• [TO DO] Exactly reproduce the entries, dropping any pictures from your copy.

+++++

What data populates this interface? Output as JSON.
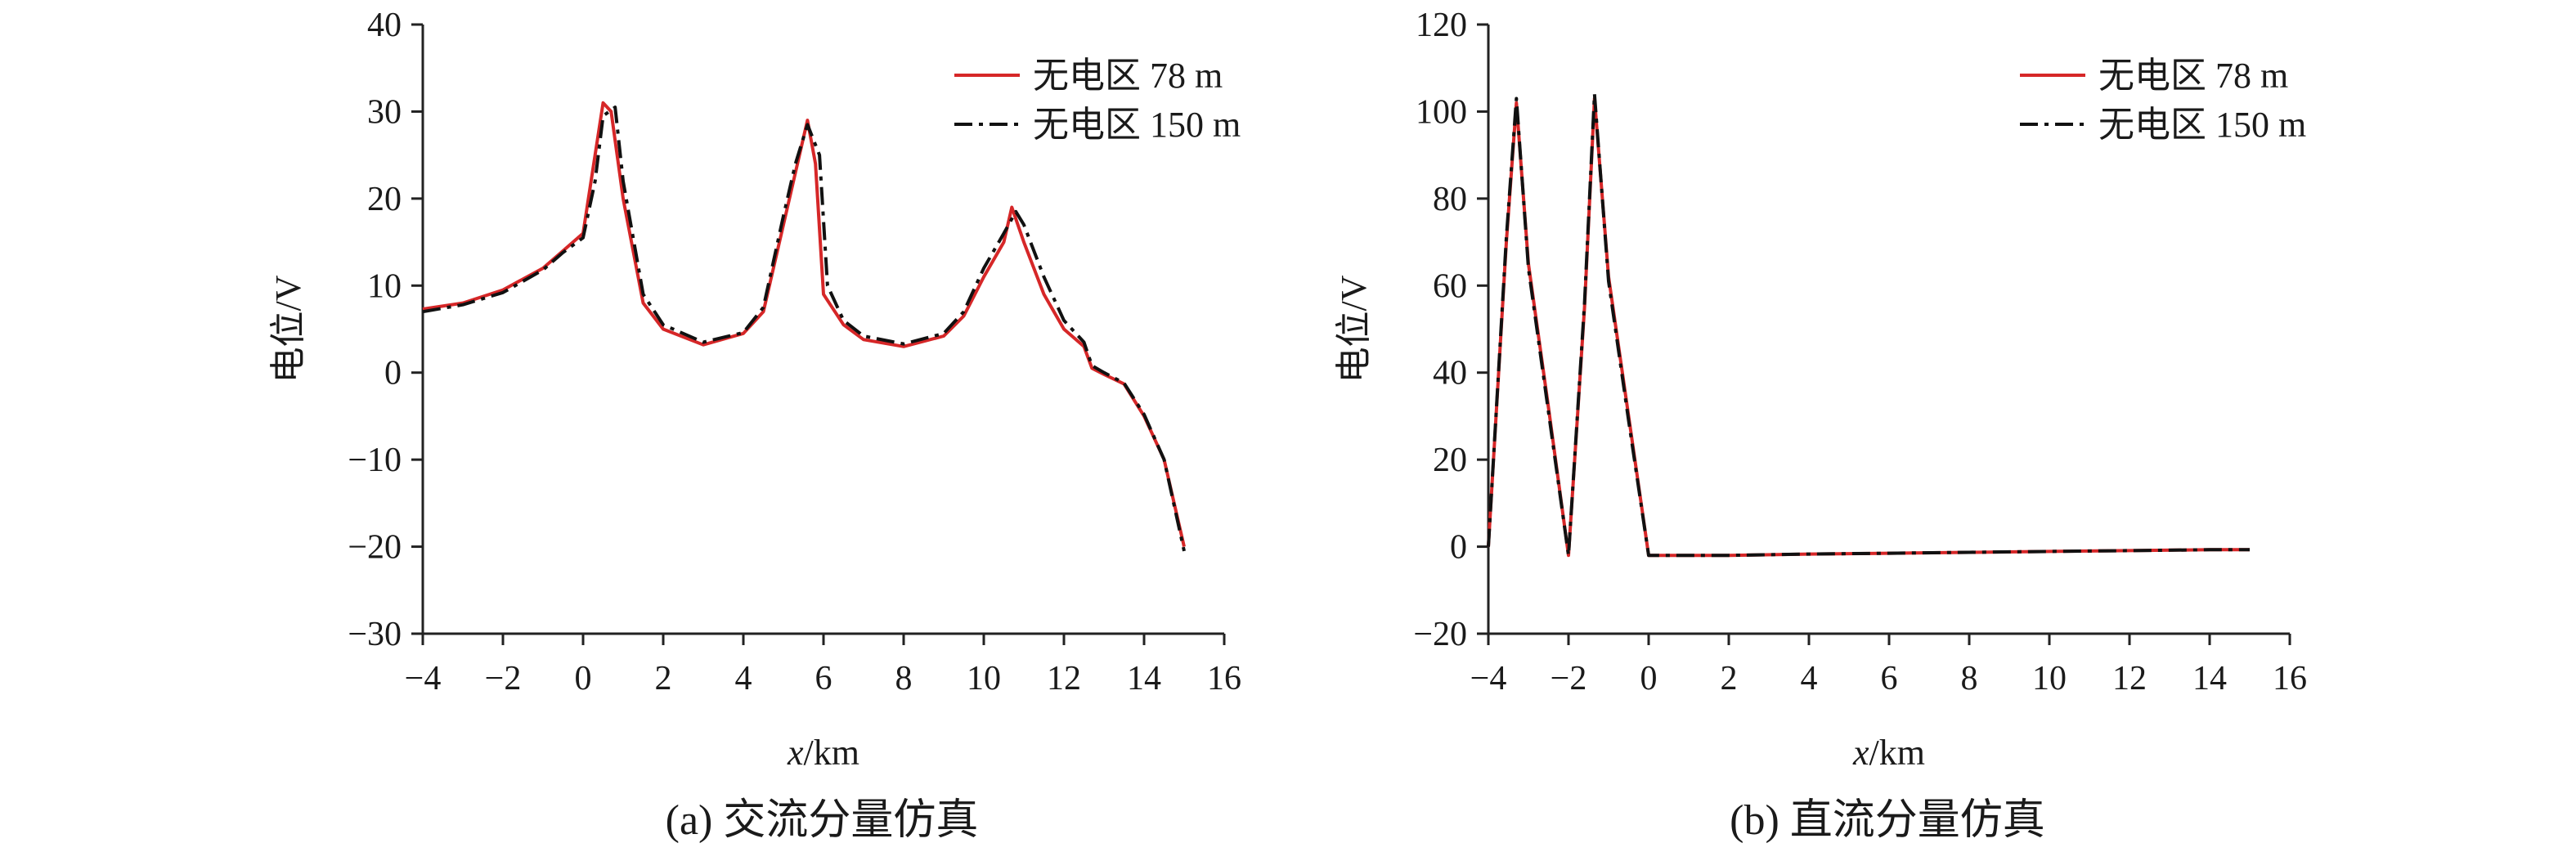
{
  "chart_data": [
    {
      "type": "line",
      "caption": "(a) 交流分量仿真",
      "xlabel_var": "x",
      "xlabel_unit": "/km",
      "ylabel": "电位/V",
      "xlim": [
        -4,
        16
      ],
      "ylim": [
        -30,
        40
      ],
      "xticks": [
        -4,
        -2,
        0,
        2,
        4,
        6,
        8,
        10,
        12,
        14,
        16
      ],
      "xtick_labels": [
        "−4",
        "−2",
        "0",
        "2",
        "4",
        "6",
        "8",
        "10",
        "12",
        "14",
        "16"
      ],
      "yticks": [
        -30,
        -20,
        -10,
        0,
        10,
        20,
        30,
        40
      ],
      "ytick_labels": [
        "−30",
        "−20",
        "−10",
        "0",
        "10",
        "20",
        "30",
        "40"
      ],
      "legend_position": "top-right",
      "grid": false,
      "series": [
        {
          "name": "无电区 78 m",
          "color": "#d62728",
          "style": "solid",
          "x": [
            -4,
            -3,
            -2,
            -1,
            -0.5,
            0,
            0.3,
            0.5,
            0.7,
            1,
            1.5,
            2,
            3,
            4,
            4.5,
            5,
            5.3,
            5.6,
            5.8,
            6,
            6.5,
            7,
            8,
            9,
            9.5,
            10,
            10.5,
            10.7,
            11,
            11.5,
            12,
            12.5,
            12.7,
            13,
            13.5,
            14,
            14.5,
            15
          ],
          "y": [
            7.3,
            8,
            9.5,
            12,
            14,
            16,
            25,
            31,
            30,
            20,
            8,
            5,
            3.2,
            4.5,
            7,
            17,
            23,
            29,
            24,
            9,
            5.5,
            3.8,
            3,
            4.2,
            6.5,
            11,
            15,
            19,
            15,
            9,
            5,
            3,
            0.5,
            -0.2,
            -1.3,
            -5,
            -10,
            -20
          ]
        },
        {
          "name": "无电区 150 m",
          "color": "#111111",
          "style": "dashdot",
          "x": [
            -4,
            -3,
            -2,
            -1,
            -0.5,
            0,
            0.3,
            0.5,
            0.8,
            1,
            1.5,
            2,
            3,
            4,
            4.5,
            5,
            5.3,
            5.6,
            5.9,
            6.1,
            6.5,
            7,
            8,
            9,
            9.5,
            10,
            10.5,
            10.8,
            11,
            11.5,
            12,
            12.5,
            12.7,
            13,
            13.5,
            14,
            14.5,
            15
          ],
          "y": [
            7,
            7.8,
            9.2,
            11.8,
            13.8,
            15.5,
            22,
            29.5,
            30.5,
            22,
            9,
            5.5,
            3.5,
            4.6,
            7.5,
            18,
            24,
            28.5,
            25,
            10,
            6,
            4.2,
            3.3,
            4.5,
            7,
            12,
            16,
            18.5,
            17,
            11,
            6,
            3.5,
            0.8,
            0,
            -1.2,
            -4.8,
            -10,
            -20.5
          ]
        }
      ]
    },
    {
      "type": "line",
      "caption": "(b) 直流分量仿真",
      "xlabel_var": "x",
      "xlabel_unit": "/km",
      "ylabel": "电位/V",
      "xlim": [
        -4,
        16
      ],
      "ylim": [
        -20,
        120
      ],
      "xticks": [
        -4,
        -2,
        0,
        2,
        4,
        6,
        8,
        10,
        12,
        14,
        16
      ],
      "xtick_labels": [
        "−4",
        "−2",
        "0",
        "2",
        "4",
        "6",
        "8",
        "10",
        "12",
        "14",
        "16"
      ],
      "yticks": [
        -20,
        0,
        20,
        40,
        60,
        80,
        100,
        120
      ],
      "ytick_labels": [
        "−20",
        "0",
        "20",
        "40",
        "60",
        "80",
        "100",
        "120"
      ],
      "legend_position": "top-right",
      "grid": false,
      "series": [
        {
          "name": "无电区 78 m",
          "color": "#d62728",
          "style": "solid",
          "x": [
            -4,
            -3.55,
            -3.3,
            -3,
            -2.5,
            -2,
            -1.6,
            -1.35,
            -1,
            -0.5,
            0,
            2,
            4,
            6,
            8,
            10,
            12,
            14,
            15
          ],
          "y": [
            0,
            70,
            102,
            65,
            32,
            -2,
            55,
            103,
            62,
            30,
            -2,
            -2,
            -1.7,
            -1.5,
            -1.3,
            -1.1,
            -0.9,
            -0.7,
            -0.7
          ]
        },
        {
          "name": "无电区 150 m",
          "color": "#111111",
          "style": "dashdot",
          "x": [
            -4,
            -3.55,
            -3.3,
            -3,
            -2.5,
            -2,
            -1.6,
            -1.35,
            -1,
            -0.5,
            0,
            2,
            4,
            6,
            8,
            10,
            12,
            14,
            15
          ],
          "y": [
            0,
            71,
            103,
            64,
            31,
            -2,
            56,
            104,
            61,
            29,
            -2,
            -2,
            -1.7,
            -1.5,
            -1.3,
            -1.1,
            -0.9,
            -0.7,
            -0.7
          ]
        }
      ]
    }
  ]
}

+++++

• [TASK OUTPUT]
What data populates this interface? Output as JSON.
{
  "chart_data": [
    {
      "type": "line",
      "caption": "(a) 交流分量仿真",
      "xlabel_var": "x",
      "xlabel_unit": "/km",
      "ylabel": "电位/V",
      "xlim": [
        -4,
        16
      ],
      "ylim": [
        -30,
        40
      ],
      "xticks": [
        -4,
        -2,
        0,
        2,
        4,
        6,
        8,
        10,
        12,
        14,
        16
      ],
      "xtick_labels": [
        "−4",
        "−2",
        "0",
        "2",
        "4",
        "6",
        "8",
        "10",
        "12",
        "14",
        "16"
      ],
      "yticks": [
        -30,
        -20,
        -10,
        0,
        10,
        20,
        30,
        40
      ],
      "ytick_labels": [
        "−30",
        "−20",
        "−10",
        "0",
        "10",
        "20",
        "30",
        "40"
      ],
      "legend_position": "top-right",
      "grid": false,
      "series": [
        {
          "name": "无电区 78 m",
          "color": "#d62728",
          "style": "solid",
          "x": [
            -4,
            -3,
            -2,
            -1,
            -0.5,
            0,
            0.3,
            0.5,
            0.7,
            1,
            1.5,
            2,
            3,
            4,
            4.5,
            5,
            5.3,
            5.6,
            5.8,
            6,
            6.5,
            7,
            8,
            9,
            9.5,
            10,
            10.5,
            10.7,
            11,
            11.5,
            12,
            12.5,
            12.7,
            13,
            13.5,
            14,
            14.5,
            15
          ],
          "y": [
            7.3,
            8,
            9.5,
            12,
            14,
            16,
            25,
            31,
            30,
            20,
            8,
            5,
            3.2,
            4.5,
            7,
            17,
            23,
            29,
            24,
            9,
            5.5,
            3.8,
            3,
            4.2,
            6.5,
            11,
            15,
            19,
            15,
            9,
            5,
            3,
            0.5,
            -0.2,
            -1.3,
            -5,
            -10,
            -20
          ]
        },
        {
          "name": "无电区 150 m",
          "color": "#111111",
          "style": "dashdot",
          "x": [
            -4,
            -3,
            -2,
            -1,
            -0.5,
            0,
            0.3,
            0.5,
            0.8,
            1,
            1.5,
            2,
            3,
            4,
            4.5,
            5,
            5.3,
            5.6,
            5.9,
            6.1,
            6.5,
            7,
            8,
            9,
            9.5,
            10,
            10.5,
            10.8,
            11,
            11.5,
            12,
            12.5,
            12.7,
            13,
            13.5,
            14,
            14.5,
            15
          ],
          "y": [
            7,
            7.8,
            9.2,
            11.8,
            13.8,
            15.5,
            22,
            29.5,
            30.5,
            22,
            9,
            5.5,
            3.5,
            4.6,
            7.5,
            18,
            24,
            28.5,
            25,
            10,
            6,
            4.2,
            3.3,
            4.5,
            7,
            12,
            16,
            18.5,
            17,
            11,
            6,
            3.5,
            0.8,
            0,
            -1.2,
            -4.8,
            -10,
            -20.5
          ]
        }
      ]
    },
    {
      "type": "line",
      "caption": "(b) 直流分量仿真",
      "xlabel_var": "x",
      "xlabel_unit": "/km",
      "ylabel": "电位/V",
      "xlim": [
        -4,
        16
      ],
      "ylim": [
        -20,
        120
      ],
      "xticks": [
        -4,
        -2,
        0,
        2,
        4,
        6,
        8,
        10,
        12,
        14,
        16
      ],
      "xtick_labels": [
        "−4",
        "−2",
        "0",
        "2",
        "4",
        "6",
        "8",
        "10",
        "12",
        "14",
        "16"
      ],
      "yticks": [
        -20,
        0,
        20,
        40,
        60,
        80,
        100,
        120
      ],
      "ytick_labels": [
        "−20",
        "0",
        "20",
        "40",
        "60",
        "80",
        "100",
        "120"
      ],
      "legend_position": "top-right",
      "grid": false,
      "series": [
        {
          "name": "无电区 78 m",
          "color": "#d62728",
          "style": "solid",
          "x": [
            -4,
            -3.55,
            -3.3,
            -3,
            -2.5,
            -2,
            -1.6,
            -1.35,
            -1,
            -0.5,
            0,
            2,
            4,
            6,
            8,
            10,
            12,
            14,
            15
          ],
          "y": [
            0,
            70,
            102,
            65,
            32,
            -2,
            55,
            103,
            62,
            30,
            -2,
            -2,
            -1.7,
            -1.5,
            -1.3,
            -1.1,
            -0.9,
            -0.7,
            -0.7
          ]
        },
        {
          "name": "无电区 150 m",
          "color": "#111111",
          "style": "dashdot",
          "x": [
            -4,
            -3.55,
            -3.3,
            -3,
            -2.5,
            -2,
            -1.6,
            -1.35,
            -1,
            -0.5,
            0,
            2,
            4,
            6,
            8,
            10,
            12,
            14,
            15
          ],
          "y": [
            0,
            71,
            103,
            64,
            31,
            -2,
            56,
            104,
            61,
            29,
            -2,
            -2,
            -1.7,
            -1.5,
            -1.3,
            -1.1,
            -0.9,
            -0.7,
            -0.7
          ]
        }
      ]
    }
  ]
}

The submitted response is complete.